__What to produce__: Transcribe each line of the material as it is, and drop any picture.

##### Supplied data #####

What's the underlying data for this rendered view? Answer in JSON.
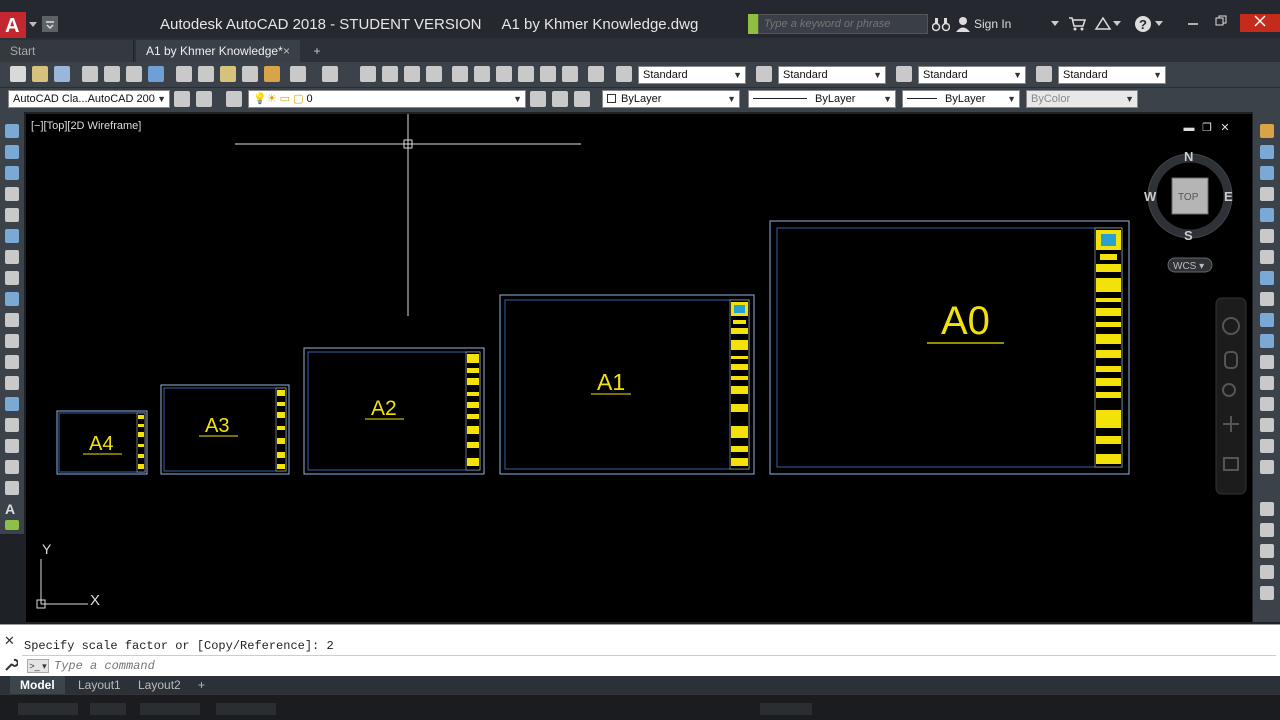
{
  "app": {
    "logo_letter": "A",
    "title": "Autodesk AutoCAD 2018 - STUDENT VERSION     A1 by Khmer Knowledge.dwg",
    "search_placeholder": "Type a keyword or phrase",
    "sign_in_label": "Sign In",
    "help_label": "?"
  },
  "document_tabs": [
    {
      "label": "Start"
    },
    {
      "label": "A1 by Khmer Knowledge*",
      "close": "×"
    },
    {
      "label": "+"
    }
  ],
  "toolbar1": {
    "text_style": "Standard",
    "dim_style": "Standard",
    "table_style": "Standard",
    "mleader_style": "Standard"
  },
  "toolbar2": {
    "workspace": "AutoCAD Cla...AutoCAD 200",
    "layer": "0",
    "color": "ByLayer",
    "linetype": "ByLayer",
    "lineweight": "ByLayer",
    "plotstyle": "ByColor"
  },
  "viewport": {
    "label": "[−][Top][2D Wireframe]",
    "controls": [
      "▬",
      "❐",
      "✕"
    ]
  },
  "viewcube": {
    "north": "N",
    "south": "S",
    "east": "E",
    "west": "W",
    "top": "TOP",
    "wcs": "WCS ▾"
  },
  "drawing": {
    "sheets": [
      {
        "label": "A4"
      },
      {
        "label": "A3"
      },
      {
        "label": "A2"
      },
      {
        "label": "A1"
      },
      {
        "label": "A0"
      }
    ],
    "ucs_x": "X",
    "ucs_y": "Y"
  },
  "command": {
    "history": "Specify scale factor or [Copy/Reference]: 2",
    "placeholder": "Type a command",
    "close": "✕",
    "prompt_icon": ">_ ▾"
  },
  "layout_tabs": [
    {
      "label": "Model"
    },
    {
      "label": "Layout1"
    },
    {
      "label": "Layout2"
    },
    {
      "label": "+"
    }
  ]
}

#####

__Solution below__:
What's the underlying data for this rendered view? Answer in JSON.
{
  "app": {
    "logo_letter": "A",
    "title": "Autodesk AutoCAD 2018 - STUDENT VERSION     A1 by Khmer Knowledge.dwg",
    "search_placeholder": "Type a keyword or phrase",
    "sign_in_label": "Sign In",
    "help_label": "?"
  },
  "document_tabs": [
    {
      "label": "Start"
    },
    {
      "label": "A1 by Khmer Knowledge*",
      "close": "×"
    },
    {
      "label": "+"
    }
  ],
  "toolbar1": {
    "text_style": "Standard",
    "dim_style": "Standard",
    "table_style": "Standard",
    "mleader_style": "Standard"
  },
  "toolbar2": {
    "workspace": "AutoCAD Cla...AutoCAD 200",
    "layer": "0",
    "color": "ByLayer",
    "linetype": "ByLayer",
    "lineweight": "ByLayer",
    "plotstyle": "ByColor"
  },
  "viewport": {
    "label": "[−][Top][2D Wireframe]",
    "controls": [
      "▬",
      "❐",
      "✕"
    ]
  },
  "viewcube": {
    "north": "N",
    "south": "S",
    "east": "E",
    "west": "W",
    "top": "TOP",
    "wcs": "WCS ▾"
  },
  "drawing": {
    "sheets": [
      {
        "label": "A4"
      },
      {
        "label": "A3"
      },
      {
        "label": "A2"
      },
      {
        "label": "A1"
      },
      {
        "label": "A0"
      }
    ],
    "ucs_x": "X",
    "ucs_y": "Y"
  },
  "command": {
    "history": "Specify scale factor or [Copy/Reference]: 2",
    "placeholder": "Type a command",
    "close": "✕",
    "prompt_icon": ">_ ▾"
  },
  "layout_tabs": [
    {
      "label": "Model"
    },
    {
      "label": "Layout1"
    },
    {
      "label": "Layout2"
    },
    {
      "label": "+"
    }
  ]
}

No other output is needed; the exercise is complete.